■ Data rows ■
▬▬▬▬▬▬▬▬▬▬

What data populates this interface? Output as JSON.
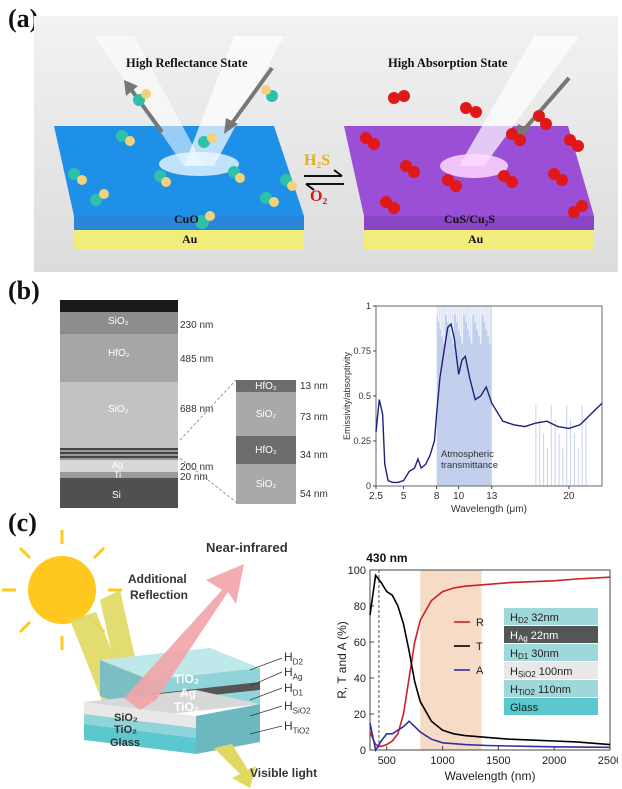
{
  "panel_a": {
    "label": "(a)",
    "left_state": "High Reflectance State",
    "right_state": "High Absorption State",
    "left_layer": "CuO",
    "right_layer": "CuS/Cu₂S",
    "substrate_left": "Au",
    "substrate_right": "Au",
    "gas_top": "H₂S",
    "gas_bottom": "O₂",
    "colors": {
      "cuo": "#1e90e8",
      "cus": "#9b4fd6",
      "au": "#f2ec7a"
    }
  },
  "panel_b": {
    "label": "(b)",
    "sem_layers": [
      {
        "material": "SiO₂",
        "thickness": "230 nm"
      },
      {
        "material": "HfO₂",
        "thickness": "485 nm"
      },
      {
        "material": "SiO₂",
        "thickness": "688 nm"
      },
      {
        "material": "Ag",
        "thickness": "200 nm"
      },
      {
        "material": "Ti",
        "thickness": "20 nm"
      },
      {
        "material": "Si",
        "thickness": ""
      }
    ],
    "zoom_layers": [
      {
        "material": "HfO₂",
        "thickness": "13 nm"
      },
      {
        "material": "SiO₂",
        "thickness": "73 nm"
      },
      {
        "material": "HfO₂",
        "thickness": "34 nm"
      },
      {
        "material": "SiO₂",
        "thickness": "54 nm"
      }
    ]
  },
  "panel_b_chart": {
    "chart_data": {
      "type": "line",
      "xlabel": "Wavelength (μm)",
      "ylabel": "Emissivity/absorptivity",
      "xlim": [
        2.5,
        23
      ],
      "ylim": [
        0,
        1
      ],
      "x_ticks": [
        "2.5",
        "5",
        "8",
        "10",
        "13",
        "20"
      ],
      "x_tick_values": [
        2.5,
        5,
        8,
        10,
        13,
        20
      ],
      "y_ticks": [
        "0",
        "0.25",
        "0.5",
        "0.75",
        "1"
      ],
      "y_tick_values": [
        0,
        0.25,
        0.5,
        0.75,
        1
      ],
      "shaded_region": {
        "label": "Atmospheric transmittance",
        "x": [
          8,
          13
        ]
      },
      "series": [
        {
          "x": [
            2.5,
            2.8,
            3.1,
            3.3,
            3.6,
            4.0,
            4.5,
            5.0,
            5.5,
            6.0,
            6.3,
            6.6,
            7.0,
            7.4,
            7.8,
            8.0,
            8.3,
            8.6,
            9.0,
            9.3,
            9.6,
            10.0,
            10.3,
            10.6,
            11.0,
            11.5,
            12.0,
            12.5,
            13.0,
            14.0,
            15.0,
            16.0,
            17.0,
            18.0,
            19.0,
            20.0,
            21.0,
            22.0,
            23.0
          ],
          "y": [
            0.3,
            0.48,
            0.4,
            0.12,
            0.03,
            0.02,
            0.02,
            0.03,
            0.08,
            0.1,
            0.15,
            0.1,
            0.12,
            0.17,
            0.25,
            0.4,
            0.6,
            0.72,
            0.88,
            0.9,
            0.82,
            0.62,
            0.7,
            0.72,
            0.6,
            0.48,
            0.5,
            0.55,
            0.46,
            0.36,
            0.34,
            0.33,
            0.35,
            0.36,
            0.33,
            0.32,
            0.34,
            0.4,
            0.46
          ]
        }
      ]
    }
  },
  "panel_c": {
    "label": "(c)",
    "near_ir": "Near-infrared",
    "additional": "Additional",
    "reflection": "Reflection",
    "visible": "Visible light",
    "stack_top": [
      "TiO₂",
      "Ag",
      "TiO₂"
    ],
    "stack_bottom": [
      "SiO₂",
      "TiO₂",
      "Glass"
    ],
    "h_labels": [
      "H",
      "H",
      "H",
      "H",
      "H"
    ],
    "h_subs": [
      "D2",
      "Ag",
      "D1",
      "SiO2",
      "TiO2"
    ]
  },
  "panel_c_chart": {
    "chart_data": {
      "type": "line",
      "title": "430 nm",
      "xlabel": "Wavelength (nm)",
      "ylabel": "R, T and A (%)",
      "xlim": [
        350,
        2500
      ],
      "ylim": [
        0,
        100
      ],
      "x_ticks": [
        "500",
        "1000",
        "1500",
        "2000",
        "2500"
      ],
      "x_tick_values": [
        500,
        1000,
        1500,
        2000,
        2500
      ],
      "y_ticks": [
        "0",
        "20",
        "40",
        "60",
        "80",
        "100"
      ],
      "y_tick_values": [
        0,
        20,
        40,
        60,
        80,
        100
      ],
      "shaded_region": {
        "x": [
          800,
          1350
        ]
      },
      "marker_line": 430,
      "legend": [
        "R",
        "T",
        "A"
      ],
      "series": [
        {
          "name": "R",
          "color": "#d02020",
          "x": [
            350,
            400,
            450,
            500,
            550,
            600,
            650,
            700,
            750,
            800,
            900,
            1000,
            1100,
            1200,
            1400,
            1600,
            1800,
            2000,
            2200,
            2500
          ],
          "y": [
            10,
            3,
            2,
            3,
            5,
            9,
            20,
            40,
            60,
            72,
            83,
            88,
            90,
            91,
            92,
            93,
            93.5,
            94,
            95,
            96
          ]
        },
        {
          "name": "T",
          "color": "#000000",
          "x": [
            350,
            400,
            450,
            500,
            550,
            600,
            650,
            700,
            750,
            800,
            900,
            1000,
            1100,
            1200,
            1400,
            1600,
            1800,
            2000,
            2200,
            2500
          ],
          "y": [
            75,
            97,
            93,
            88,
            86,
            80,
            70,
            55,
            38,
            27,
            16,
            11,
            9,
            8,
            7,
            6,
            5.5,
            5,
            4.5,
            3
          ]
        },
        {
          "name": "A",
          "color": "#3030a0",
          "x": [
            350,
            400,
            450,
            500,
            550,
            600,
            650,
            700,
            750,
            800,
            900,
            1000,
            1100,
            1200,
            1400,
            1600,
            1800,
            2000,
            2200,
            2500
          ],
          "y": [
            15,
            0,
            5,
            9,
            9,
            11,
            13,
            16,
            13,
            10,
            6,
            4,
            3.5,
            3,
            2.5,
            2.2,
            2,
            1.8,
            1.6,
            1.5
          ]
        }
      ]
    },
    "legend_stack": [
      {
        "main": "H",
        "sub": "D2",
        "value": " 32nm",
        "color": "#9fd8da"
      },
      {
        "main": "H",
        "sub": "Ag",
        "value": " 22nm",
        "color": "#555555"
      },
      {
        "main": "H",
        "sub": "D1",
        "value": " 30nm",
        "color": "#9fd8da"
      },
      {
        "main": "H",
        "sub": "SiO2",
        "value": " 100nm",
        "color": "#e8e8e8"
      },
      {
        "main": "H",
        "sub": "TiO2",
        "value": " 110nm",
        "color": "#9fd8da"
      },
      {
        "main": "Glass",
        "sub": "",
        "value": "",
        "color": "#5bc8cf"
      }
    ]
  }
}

▬▬▬▬▬▬▬▬▬▬

■ Directive ■
Filter the data, keeping only the lines that contain "ylabel".

■ Result of this task ■
      "ylabel": "Emissivity/absorptivity",
      "ylabel": "R, T and A (%)",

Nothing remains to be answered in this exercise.